◆ Material supplied ◆
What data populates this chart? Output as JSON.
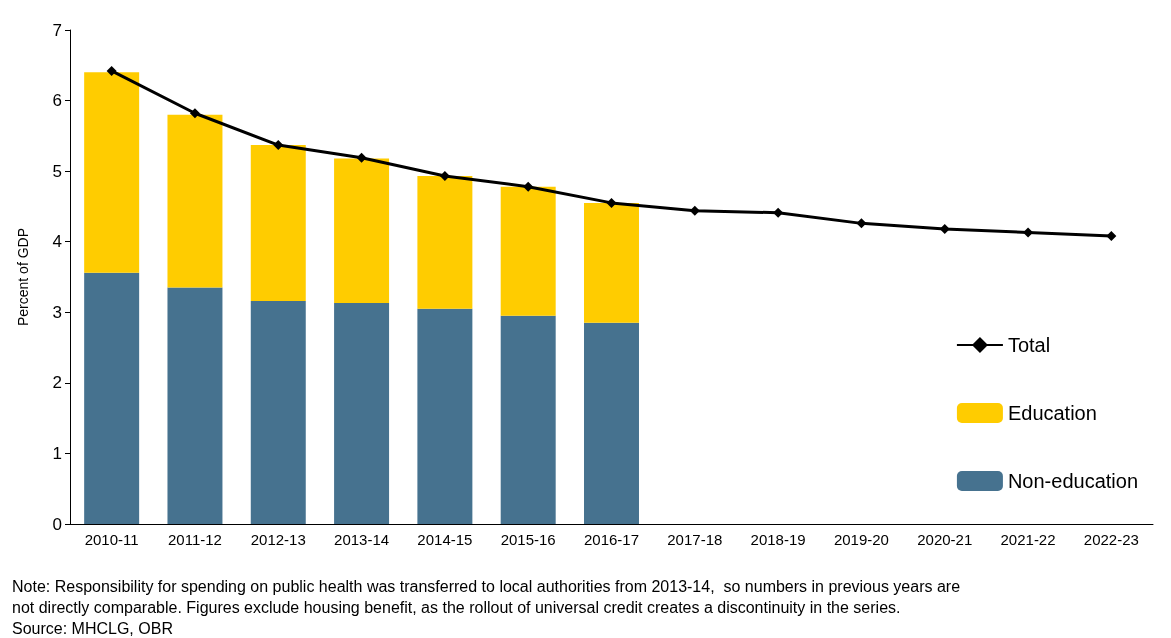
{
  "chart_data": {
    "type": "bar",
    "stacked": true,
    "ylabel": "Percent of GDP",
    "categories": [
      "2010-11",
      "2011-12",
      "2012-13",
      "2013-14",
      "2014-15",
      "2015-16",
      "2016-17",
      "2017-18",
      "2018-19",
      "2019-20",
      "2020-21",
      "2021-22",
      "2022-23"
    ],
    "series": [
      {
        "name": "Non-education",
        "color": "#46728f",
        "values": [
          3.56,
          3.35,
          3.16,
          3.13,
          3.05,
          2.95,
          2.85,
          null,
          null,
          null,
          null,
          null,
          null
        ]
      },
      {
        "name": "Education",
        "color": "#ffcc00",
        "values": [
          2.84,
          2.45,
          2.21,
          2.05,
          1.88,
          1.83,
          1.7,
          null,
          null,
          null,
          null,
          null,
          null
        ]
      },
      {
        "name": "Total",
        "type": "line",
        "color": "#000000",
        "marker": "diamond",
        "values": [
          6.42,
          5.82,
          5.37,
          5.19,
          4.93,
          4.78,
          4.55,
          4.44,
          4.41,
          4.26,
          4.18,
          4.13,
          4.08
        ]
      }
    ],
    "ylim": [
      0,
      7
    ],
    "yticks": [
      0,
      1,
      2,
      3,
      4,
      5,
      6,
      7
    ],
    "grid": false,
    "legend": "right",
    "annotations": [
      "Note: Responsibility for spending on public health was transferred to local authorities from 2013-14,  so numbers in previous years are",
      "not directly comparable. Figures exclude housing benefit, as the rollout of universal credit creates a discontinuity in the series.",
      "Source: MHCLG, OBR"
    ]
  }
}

◆ Short problem ◆
Copy every entry exactly as written. Pictures are excluded.

◆ Task output ◆
What data populates this chart? Output as JSON.
{
  "chart_data": {
    "type": "bar",
    "stacked": true,
    "ylabel": "Percent of GDP",
    "categories": [
      "2010-11",
      "2011-12",
      "2012-13",
      "2013-14",
      "2014-15",
      "2015-16",
      "2016-17",
      "2017-18",
      "2018-19",
      "2019-20",
      "2020-21",
      "2021-22",
      "2022-23"
    ],
    "series": [
      {
        "name": "Non-education",
        "color": "#46728f",
        "values": [
          3.56,
          3.35,
          3.16,
          3.13,
          3.05,
          2.95,
          2.85,
          null,
          null,
          null,
          null,
          null,
          null
        ]
      },
      {
        "name": "Education",
        "color": "#ffcc00",
        "values": [
          2.84,
          2.45,
          2.21,
          2.05,
          1.88,
          1.83,
          1.7,
          null,
          null,
          null,
          null,
          null,
          null
        ]
      },
      {
        "name": "Total",
        "type": "line",
        "color": "#000000",
        "marker": "diamond",
        "values": [
          6.42,
          5.82,
          5.37,
          5.19,
          4.93,
          4.78,
          4.55,
          4.44,
          4.41,
          4.26,
          4.18,
          4.13,
          4.08
        ]
      }
    ],
    "ylim": [
      0,
      7
    ],
    "yticks": [
      0,
      1,
      2,
      3,
      4,
      5,
      6,
      7
    ],
    "grid": false,
    "legend": "right",
    "annotations": [
      "Note: Responsibility for spending on public health was transferred to local authorities from 2013-14,  so numbers in previous years are",
      "not directly comparable. Figures exclude housing benefit, as the rollout of universal credit creates a discontinuity in the series.",
      "Source: MHCLG, OBR"
    ]
  }
}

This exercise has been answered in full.